### TASK DESCRIPTION:
Without omitting anything, return the records precisely as given.
+++
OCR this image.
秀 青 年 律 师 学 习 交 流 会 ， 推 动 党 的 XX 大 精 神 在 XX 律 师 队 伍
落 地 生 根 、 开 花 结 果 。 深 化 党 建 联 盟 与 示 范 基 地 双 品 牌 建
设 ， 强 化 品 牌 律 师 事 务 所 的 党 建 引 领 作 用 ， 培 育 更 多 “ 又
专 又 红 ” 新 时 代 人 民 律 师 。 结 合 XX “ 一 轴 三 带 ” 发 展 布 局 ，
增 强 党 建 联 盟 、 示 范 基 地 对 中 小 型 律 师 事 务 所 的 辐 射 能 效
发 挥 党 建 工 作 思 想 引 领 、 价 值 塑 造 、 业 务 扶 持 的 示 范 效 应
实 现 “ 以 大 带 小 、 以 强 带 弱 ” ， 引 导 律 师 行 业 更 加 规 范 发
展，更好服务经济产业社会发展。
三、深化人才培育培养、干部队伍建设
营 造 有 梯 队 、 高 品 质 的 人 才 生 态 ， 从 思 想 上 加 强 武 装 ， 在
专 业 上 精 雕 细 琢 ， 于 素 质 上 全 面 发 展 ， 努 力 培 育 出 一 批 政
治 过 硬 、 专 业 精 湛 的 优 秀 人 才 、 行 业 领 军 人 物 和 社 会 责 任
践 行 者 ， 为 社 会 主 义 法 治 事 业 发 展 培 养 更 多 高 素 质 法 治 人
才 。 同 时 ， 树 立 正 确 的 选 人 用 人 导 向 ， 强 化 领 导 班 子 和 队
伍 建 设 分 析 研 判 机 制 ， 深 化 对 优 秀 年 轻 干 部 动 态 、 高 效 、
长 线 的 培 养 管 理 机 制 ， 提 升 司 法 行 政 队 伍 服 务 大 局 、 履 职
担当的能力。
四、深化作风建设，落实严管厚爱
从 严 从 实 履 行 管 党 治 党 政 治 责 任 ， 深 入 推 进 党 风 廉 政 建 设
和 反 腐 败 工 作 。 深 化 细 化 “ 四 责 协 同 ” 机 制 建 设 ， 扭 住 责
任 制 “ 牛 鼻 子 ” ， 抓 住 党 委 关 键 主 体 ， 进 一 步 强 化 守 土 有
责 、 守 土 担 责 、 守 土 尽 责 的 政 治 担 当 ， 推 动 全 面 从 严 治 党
+++
### PROBLEM SOLUTION:
OCR this image.
秀 青 年 律 师 学 习 交 流 会 ， 推 动 党 的 XX 大 精 神 在 XX 律 师 队 伍
落 地 生 根 、 开 花 结 果 。 深 化 党 建 联 盟 与 示 范 基 地 双 品 牌 建
设 ， 强 化 品 牌 律 师 事 务 所 的 党 建 引 领 作 用 ， 培 育 更 多 “ 又
专 又 红 ” 新 时 代 人 民 律 师 。 结 合 XX “ 一 轴 三 带 ” 发 展 布 局 ，
增 强 党 建 联 盟 、 示 范 基 地 对 中 小 型 律 师 事 务 所 的 辐 射 能 效
发 挥 党 建 工 作 思 想 引 领 、 价 值 塑 造 、 业 务 扶 持 的 示 范 效 应
实 现 “ 以 大 带 小 、 以 强 带 弱 ” ， 引 导 律 师 行 业 更 加 规 范 发
展，更好服务经济产业社会发展。
三、深化人才培育培养、干部队伍建设
营 造 有 梯 队 、 高 品 质 的 人 才 生 态 ， 从 思 想 上 加 强 武 装 ， 在
专 业 上 精 雕 细 琢 ， 于 素 质 上 全 面 发 展 ， 努 力 培 育 出 一 批 政
治 过 硬 、 专 业 精 湛 的 优 秀 人 才 、 行 业 领 军 人 物 和 社 会 责 任
践 行 者 ， 为 社 会 主 义 法 治 事 业 发 展 培 养 更 多 高 素 质 法 治 人
才 。 同 时 ， 树 立 正 确 的 选 人 用 人 导 向 ， 强 化 领 导 班 子 和 队
伍 建 设 分 析 研 判 机 制 ， 深 化 对 优 秀 年 轻 干 部 动 态 、 高 效 、
长 线 的 培 养 管 理 机 制 ， 提 升 司 法 行 政 队 伍 服 务 大 局 、 履 职
担当的能力。
四、深化作风建设，落实严管厚爱
从 严 从 实 履 行 管 党 治 党 政 治 责 任 ， 深 入 推 进 党 风 廉 政 建 设
和 反 腐 败 工 作 。 深 化 细 化 “ 四 责 协 同 ” 机 制 建 设 ， 扭 住 责
任 制 “ 牛 鼻 子 ” ， 抓 住 党 委 关 键 主 体 ， 进 一 步 强 化 守 土 有
责 、 守 土 担 责 、 守 土 尽 责 的 政 治 担 当 ， 推 动 全 面 从 严 治 党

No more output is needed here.